Problem statement
Return only the number of lines holding the word "title".
# start of Records for processing
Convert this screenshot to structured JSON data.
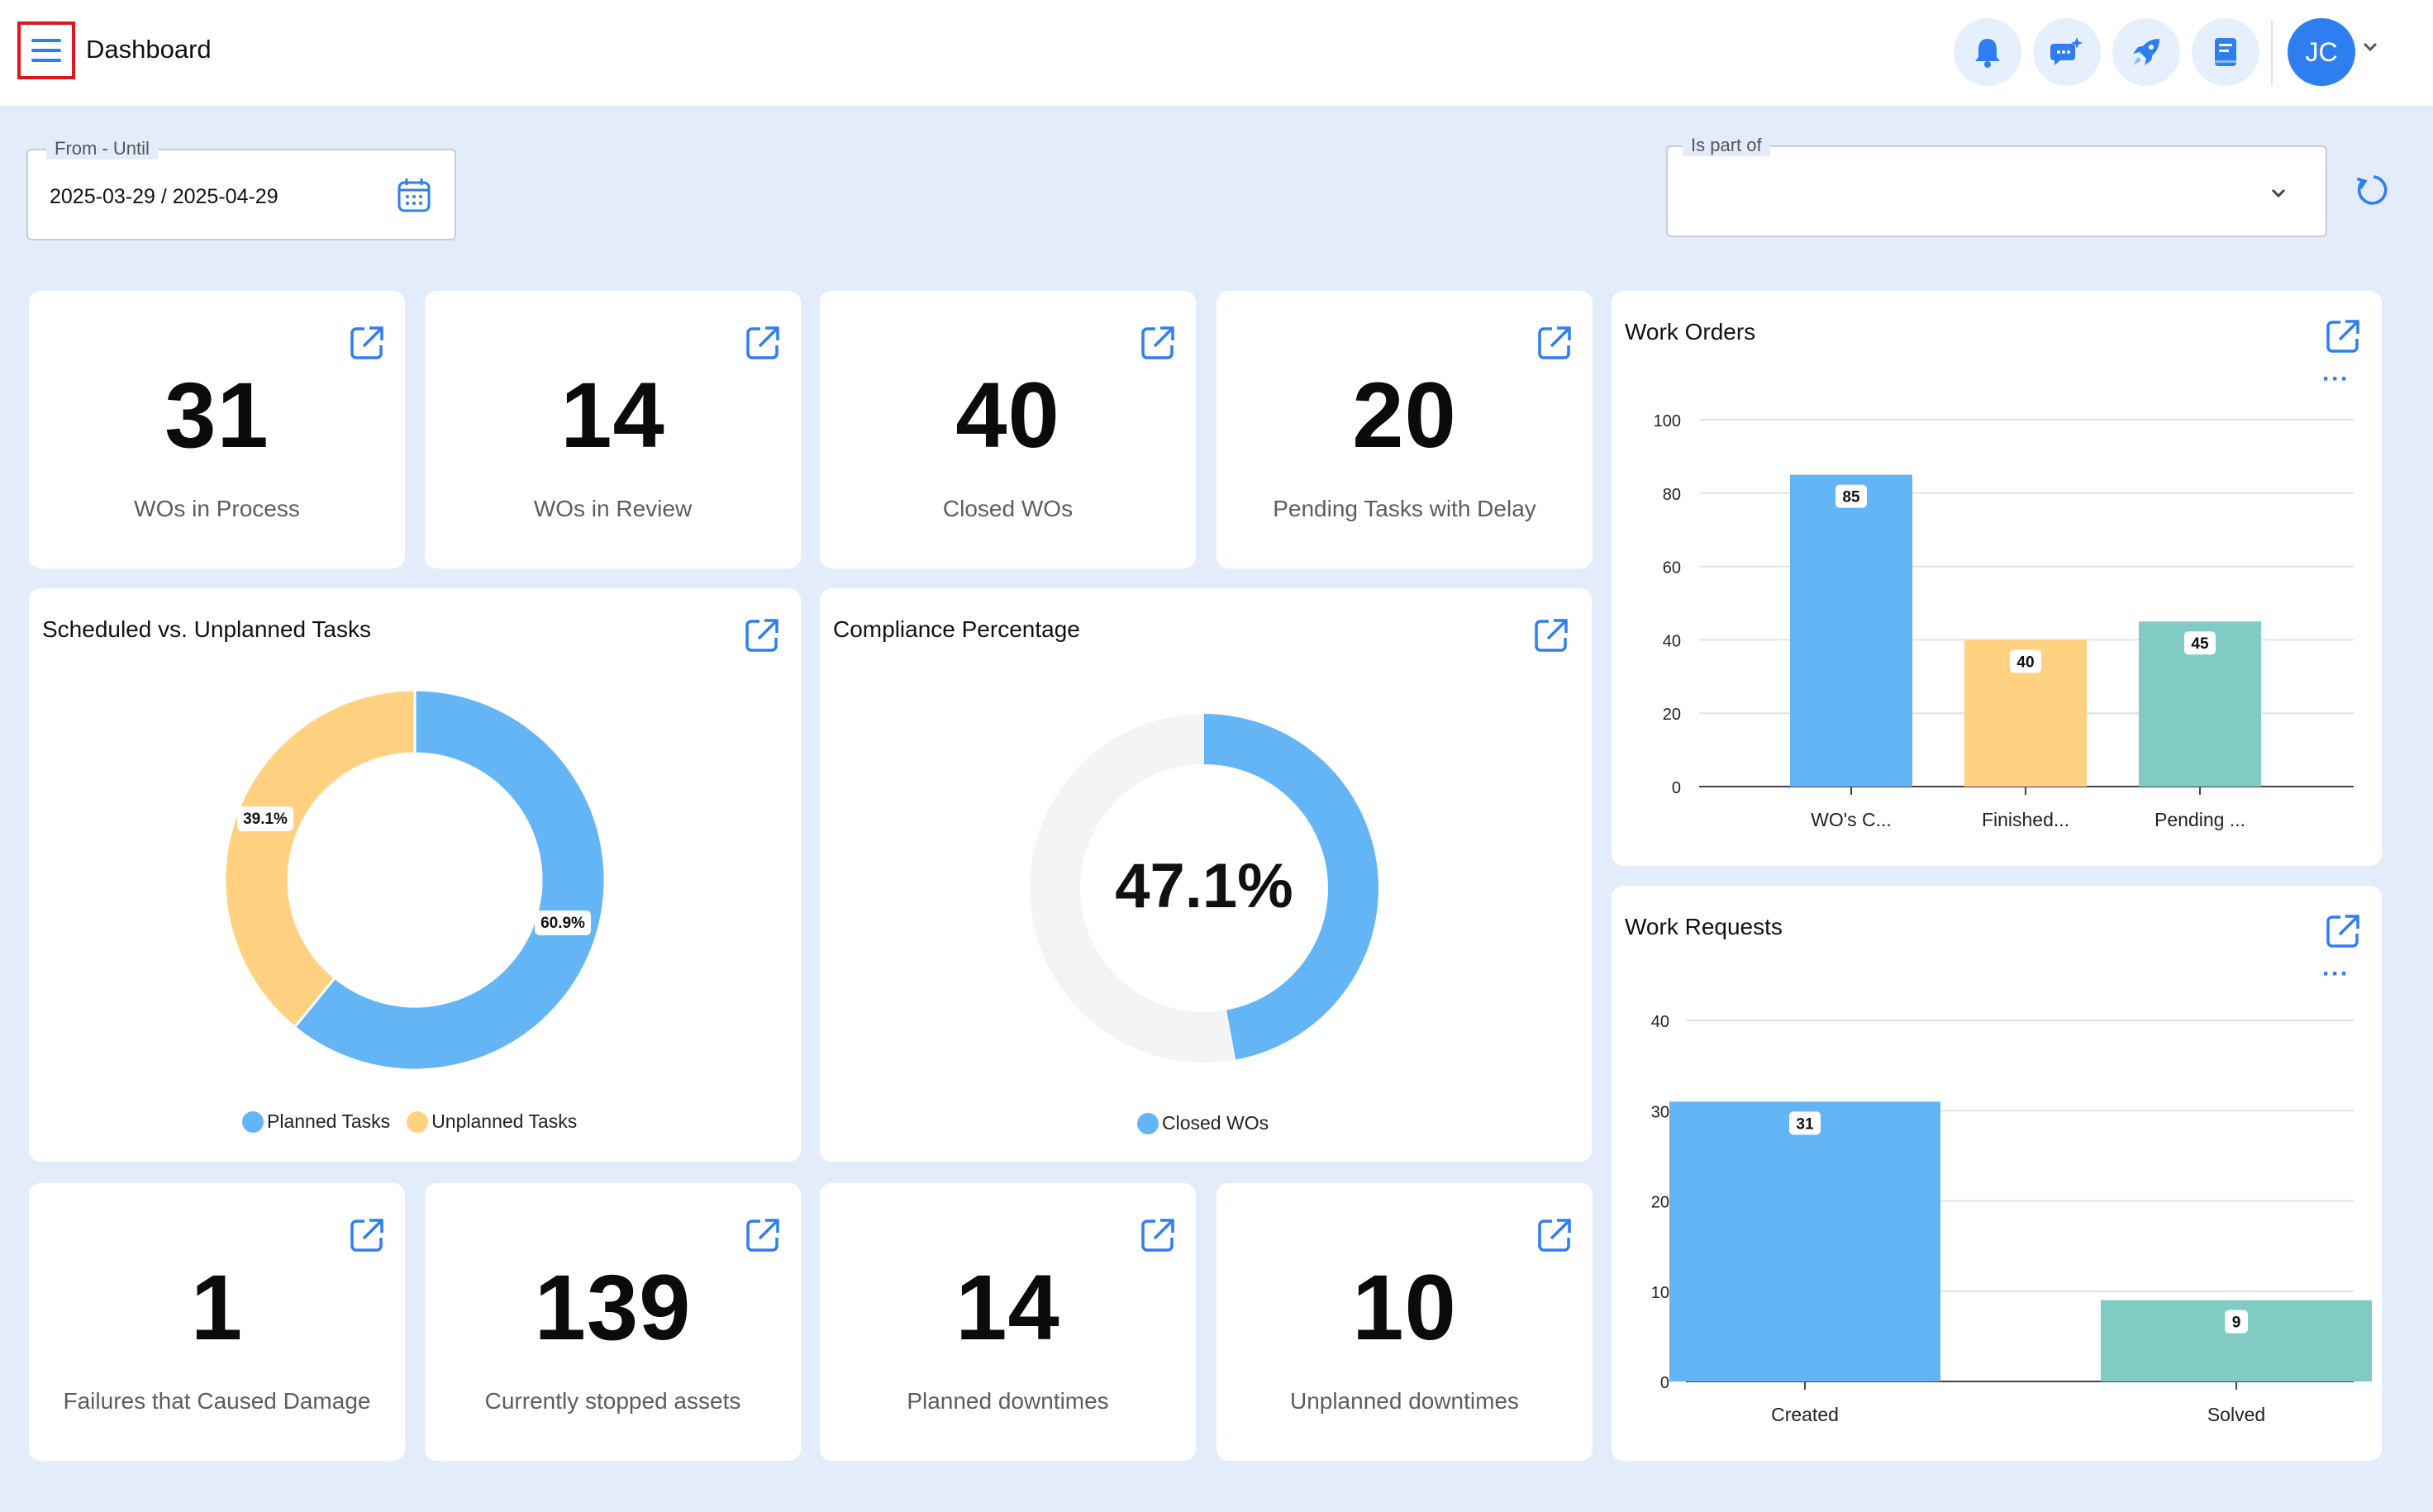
{
  "header": {
    "title": "Dashboard",
    "avatar_initials": "JC",
    "icons": [
      "menu-icon",
      "bell-icon",
      "chat-sparkle-icon",
      "rocket-icon",
      "book-icon",
      "chevron-down-icon"
    ]
  },
  "filters": {
    "date_label": "From - Until",
    "date_value": "2025-03-29 / 2025-04-29",
    "part_of_label": "Is part of",
    "part_of_value": ""
  },
  "kpis_top": [
    {
      "value": "31",
      "label": "WOs in Process"
    },
    {
      "value": "14",
      "label": "WOs in Review"
    },
    {
      "value": "40",
      "label": "Closed WOs"
    },
    {
      "value": "20",
      "label": "Pending Tasks with Delay"
    }
  ],
  "kpis_bottom": [
    {
      "value": "1",
      "label": "Failures that Caused Damage"
    },
    {
      "value": "139",
      "label": "Currently stopped assets"
    },
    {
      "value": "14",
      "label": "Planned downtimes"
    },
    {
      "value": "10",
      "label": "Unplanned downtimes"
    }
  ],
  "colors": {
    "blue": "#64b5f6",
    "yellow": "#ffd180",
    "teal": "#80cbc4",
    "accent": "#2f7ef0",
    "track": "#f4f4f4"
  },
  "chart_data": [
    {
      "type": "pie",
      "title": "Scheduled vs. Unplanned Tasks",
      "categories": [
        "Planned Tasks",
        "Unplanned Tasks"
      ],
      "values": [
        60.9,
        39.1
      ],
      "labels": [
        "60.9%",
        "39.1%"
      ],
      "legend_position": "bottom"
    },
    {
      "type": "pie",
      "title": "Compliance Percentage",
      "categories": [
        "Closed WOs"
      ],
      "values": [
        47.1
      ],
      "center_label": "47.1%",
      "legend_position": "bottom"
    },
    {
      "type": "bar",
      "title": "Work Orders",
      "categories": [
        "WO's C...",
        "Finished...",
        "Pending ..."
      ],
      "values": [
        85,
        40,
        45
      ],
      "ylim": [
        0,
        100
      ],
      "yticks": [
        "0",
        "20",
        "40",
        "60",
        "80",
        "100"
      ],
      "grid": true
    },
    {
      "type": "bar",
      "title": "Work Requests",
      "categories": [
        "Created",
        "Solved"
      ],
      "values": [
        31,
        9
      ],
      "ylim": [
        0,
        40
      ],
      "yticks": [
        "0",
        "10",
        "20",
        "30",
        "40"
      ],
      "grid": true
    }
  ]
}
# end of Records for processing
Response to the exercise
5